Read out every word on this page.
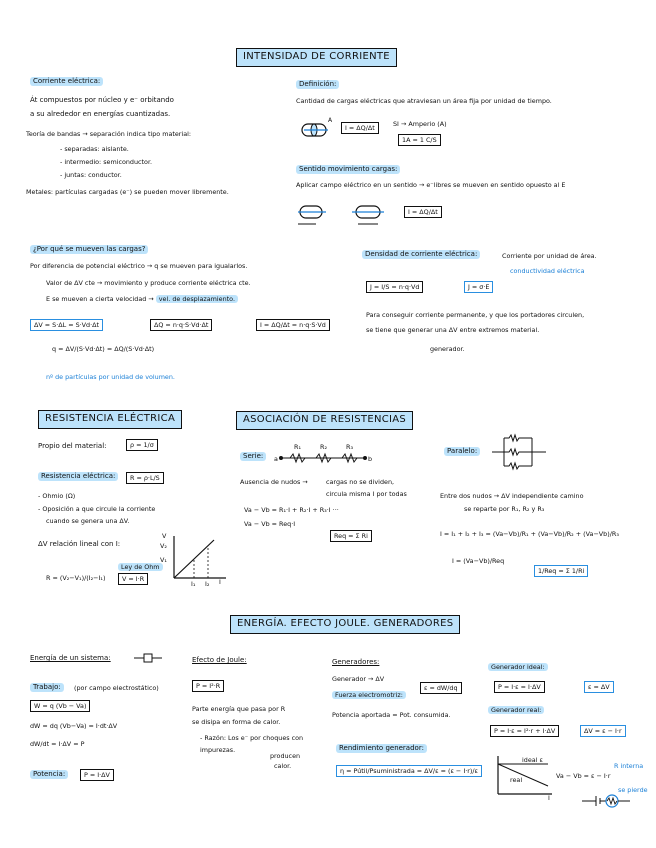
INTENSIDAD DE CORRIENTE
Corriente eléctrica:
Át compuestos por núcleo y e⁻ orbitando
a su alrededor en energías cuantizadas.
Teoría de bandas → separación indica tipo material:
- separadas: aislante.
- intermedio: semiconductor.
- juntas: conductor.
Metales: partículas cargadas (e⁻) se pueden mover libremente.
Definición:
Cantidad de cargas eléctricas que atraviesan un área fija por unidad de tiempo.
A
I = ΔQ/Δt	SI → Amperio (A)
1A = 1 C/S
Sentido movimiento cargas:
Aplicar campo eléctrico en un sentido → e⁻libres se mueven en sentido opuesto al E
I = ΔQ/Δt
¿Por qué se mueven las cargas?
Por diferencia de potencial eléctrico → q se mueven para igualarlos.
Valor de ΔV cte → movimiento y produce corriente eléctrica cte.
E se mueven a cierta velocidad → vel. de desplazamiento.
ΔV = S·ΔL = S·Vd·Δt	ΔQ = n·q·S·Vd·Δt	I = ΔQ/Δt = n·q·S·Vd
q = ΔV/(S·Vd·Δt) = ΔQ/(S·Vd·Δt)
nº de partículas por unidad de volumen.
Densidad de corriente eléctrica:	Corriente por unidad de área.
conductividad eléctrica
J = I/S = n·q·Vd	J = σ·E
Para conseguir corriente permanente, y que los portadores circulen,
se tiene que generar una ΔV entre extremos material.
generador.
RESISTENCIA ELÉCTRICA
Propio del material:	ρ = 1/σ
Resistencia eléctrica:	R = ρ·L/S
- Ohmio (Ω)
- Oposición a que circule la corriente
cuando se genera una ΔV.
ΔV relación lineal con I:
Ley de Ohm
R = (V₂−V₁)/(I₂−I₁)	V = I·R
V
V₂
V₁
I₁ I₂ I
ASOCIACIÓN DE RESISTENCIAS
Serie:	a	b
R₁	R₂	R₃
Ausencia de nudos →	cargas no se dividen,
circula misma I por todas
Va − Vb = R₁·I + R₂·I + R₃·I ···
Va − Vb = Req·I
Req = Σ Ri
Paralelo:
Entre dos nudos → ΔV independiente camino
se reparte por R₁, R₂ y R₃
I = I₁ + I₂ + I₃ = (Va−Vb)/R₁ + (Va−Vb)/R₂ + (Va−Vb)/R₃
I = (Va−Vb)/Req
1/Req = Σ 1/Ri
ENERGÍA. EFECTO JOULE. GENERADORES
Energía de un sistema:
Trabajo:	(por campo electrostático)
W = q (Vb − Va)
dW = dq (Vb−Va) = I·dt·ΔV
dW/dt = I·ΔV = P
Potencia:	P = I·ΔV
Efecto de Joule:
P = I²·R
Parte energía que pasa por R
se disipa en forma de calor.
- Razón: Los e⁻ por choques con
impurezas.
producen
calor.
Generadores:
Generador → ΔV
Fuerza electromotriz:
ε = dW/dq
Potencia aportada = Pot. consumida.
Rendimiento generador:
η = Pútil/Psuministrada = ΔV/ε = (ε − I·r)/ε
Generador ideal:
P = I·ε = I·ΔV	ε = ΔV
Generador real:
P = I·ε = I²·r + I·ΔV	ΔV = ε − I·r
ideal ε
real	Va − Vb = ε − I·r
R interna
se pierde
I
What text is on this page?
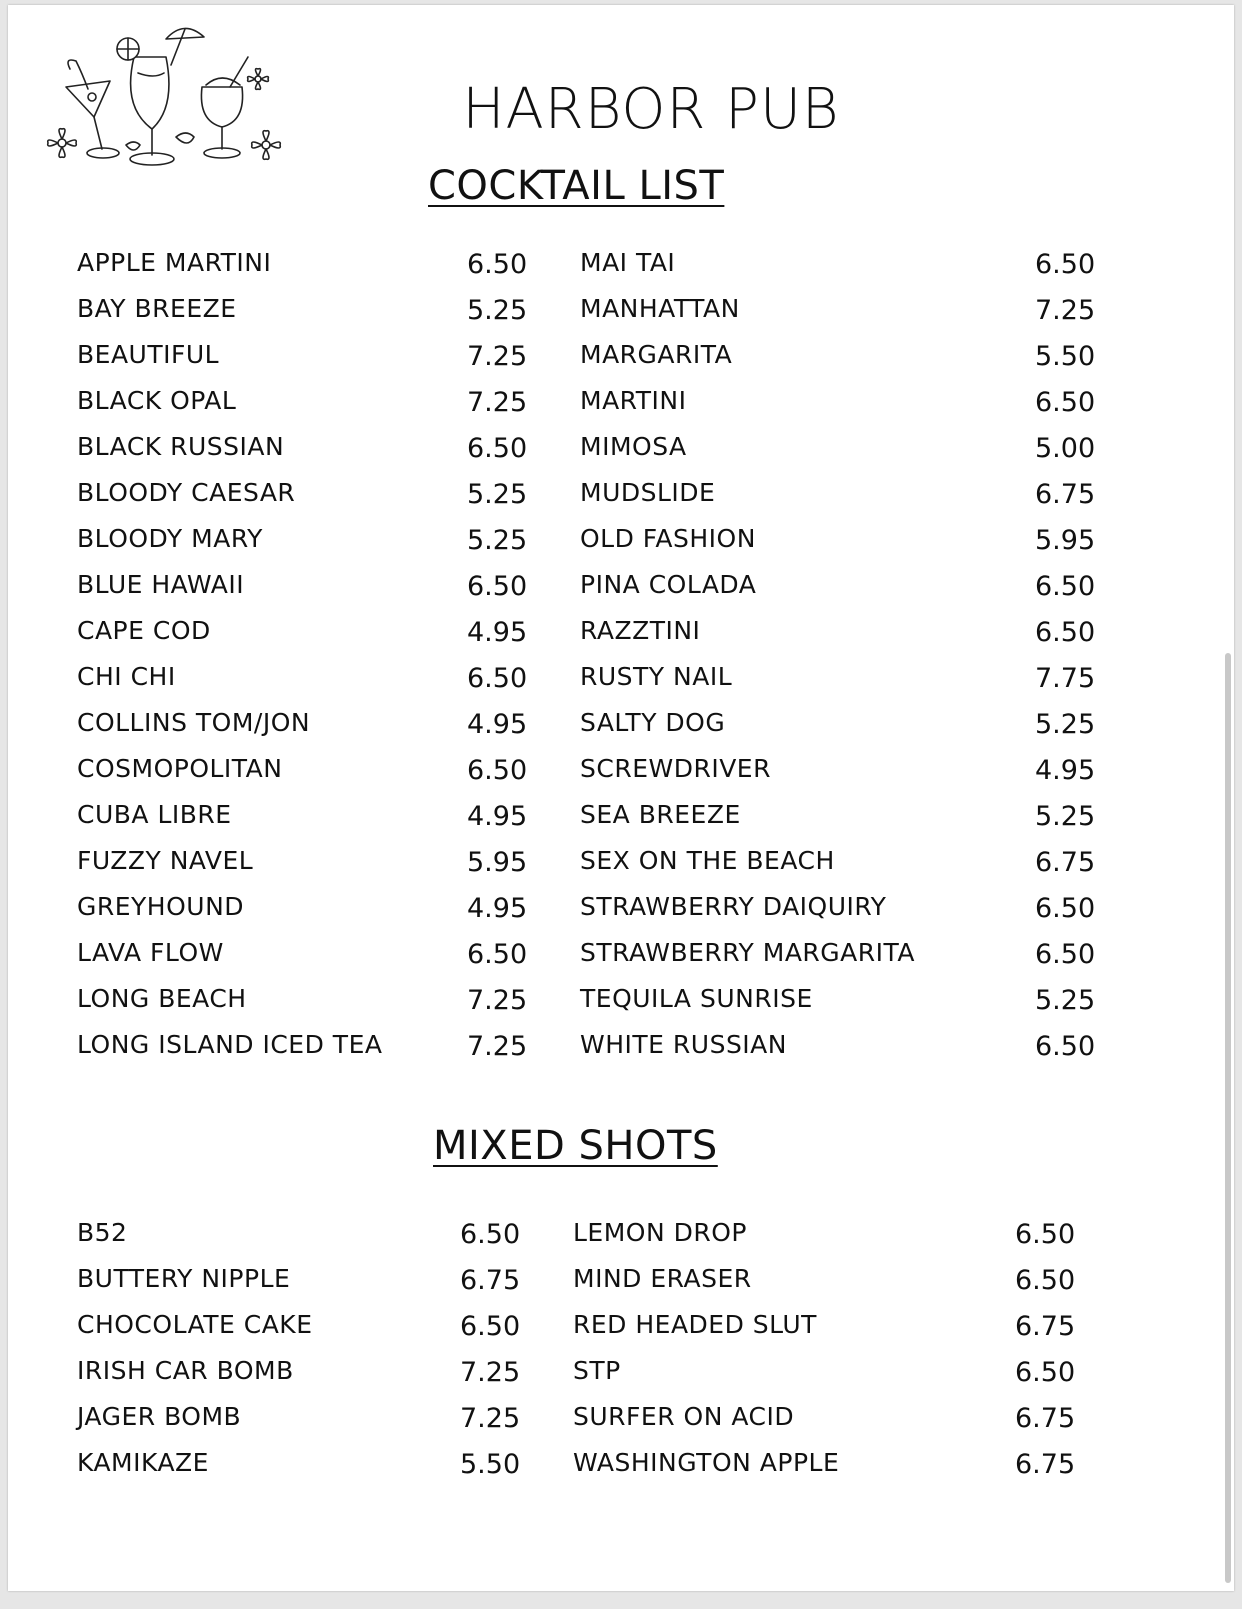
HARBOR PUB
COCKTAIL LIST
APPLE MARTINI	6.50
BAY BREEZE	5.25
BEAUTIFUL	7.25
BLACK OPAL	7.25
BLACK RUSSIAN	6.50
BLOODY CAESAR	5.25
BLOODY MARY	5.25
BLUE HAWAII	6.50
CAPE COD	4.95
CHI CHI	6.50
COLLINS TOM/JON	4.95
COSMOPOLITAN	6.50
CUBA LIBRE	4.95
FUZZY NAVEL	5.95
GREYHOUND	4.95
LAVA FLOW	6.50
LONG BEACH	7.25
LONG ISLAND ICED TEA	7.25
MAI TAI	6.50
MANHATTAN	7.25
MARGARITA	5.50
MARTINI	6.50
MIMOSA	5.00
MUDSLIDE	6.75
OLD FASHION	5.95
PINA COLADA	6.50
RAZZTINI	6.50
RUSTY NAIL	7.75
SALTY DOG	5.25
SCREWDRIVER	4.95
SEA BREEZE	5.25
SEX ON THE BEACH	6.75
STRAWBERRY DAIQUIRY	6.50
STRAWBERRY MARGARITA	6.50
TEQUILA SUNRISE	5.25
WHITE RUSSIAN	6.50
MIXED SHOTS
B52	6.50
BUTTERY NIPPLE	6.75
CHOCOLATE CAKE	6.50
IRISH CAR BOMB	7.25
JAGER BOMB	7.25
KAMIKAZE	5.50
LEMON DROP	6.50
MIND ERASER	6.50
RED HEADED SLUT	6.75
STP	6.50
SURFER ON ACID	6.75
WASHINGTON APPLE	6.75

-.-.-

Aim :: Using the data above, copy each line that contains "page".

Problem solution ::
Read out every word on this page.
What text is on this page?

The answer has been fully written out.